= Consigne 1 =
Répondez aux questions suivantes à partir de l'extrait.
(a) Quelle date de publication figure dans l'extrait ?
(b) À quoi Nicolas Sarkozy a-t-il attribué la crise ?
(c) Quel monde de la finance l'auteur juge-t-il le plus néfaste, le plus injuste et le plus odieux ?
= Consigne 2 =
Recopiez, s'il vous plaît, le passage de l'extrait qui commence par « S’agit-il de François » et se termine par « tout le mal. ».

= Extrait du texte =
Publié le 31 janvier 2012 par Copeau @Contrepoints

Le monde de la finance le plus néfaste, le plus injuste, le plus odieux est… celui de la politique.

Par Jacques Garello
Article publié en collaboration avec l’aleps

Condamnons ce monde de la finance !
Voilà donc l’adversaire – non déclaré – de François Hollande.

Mais s’agit-il de Nicolas Sarkozy ? J’en doute, puisque le Président n’a pas manqué d’attribuer la crise aux dérèglements de la finance, et mène croisade pour la moraliser, à grands coups de taxes et règlements internationaux.

S’agit-il de Marine Le Pen ? Elle nous sert en permanence des couplets contre le capitalisme apatride qui réduit les travailleurs français au chômage.

S’agit-il de François Bayrou ? Il est contre tout le monde, et pourquoi pas contre le monde de la finance.

Ainsi s’organise entre nos candidats une surenchère pour condamner ce pelé, ce galeux, d’où venait tout le mal.

Je souscris en grande partie à cette fable de La Fontaine. Mais peut-être ma conception du monde de la finance n’est-elle pas la même que celle de ces politiciens. Précisément parce que le monde de la finance le plus néfaste, le plus injuste, le plus odieux, est à mes yeux celui de la politique.

= Données =
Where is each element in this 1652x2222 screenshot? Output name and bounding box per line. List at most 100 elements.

= Corrigé 1 =
(a) Le 31 janvier 2012.
(b) Aux dérèglements de la finance.
(c) Celui de la politique.

= Corrigé 2 =
S’agit-il de François Bayrou ? Il est contre tout le monde, et pourquoi pas contre le monde de la finance.

Ainsi s’organise entre nos candidats une surenchère pour condamner ce pelé, ce galeux, d’où venait tout le mal.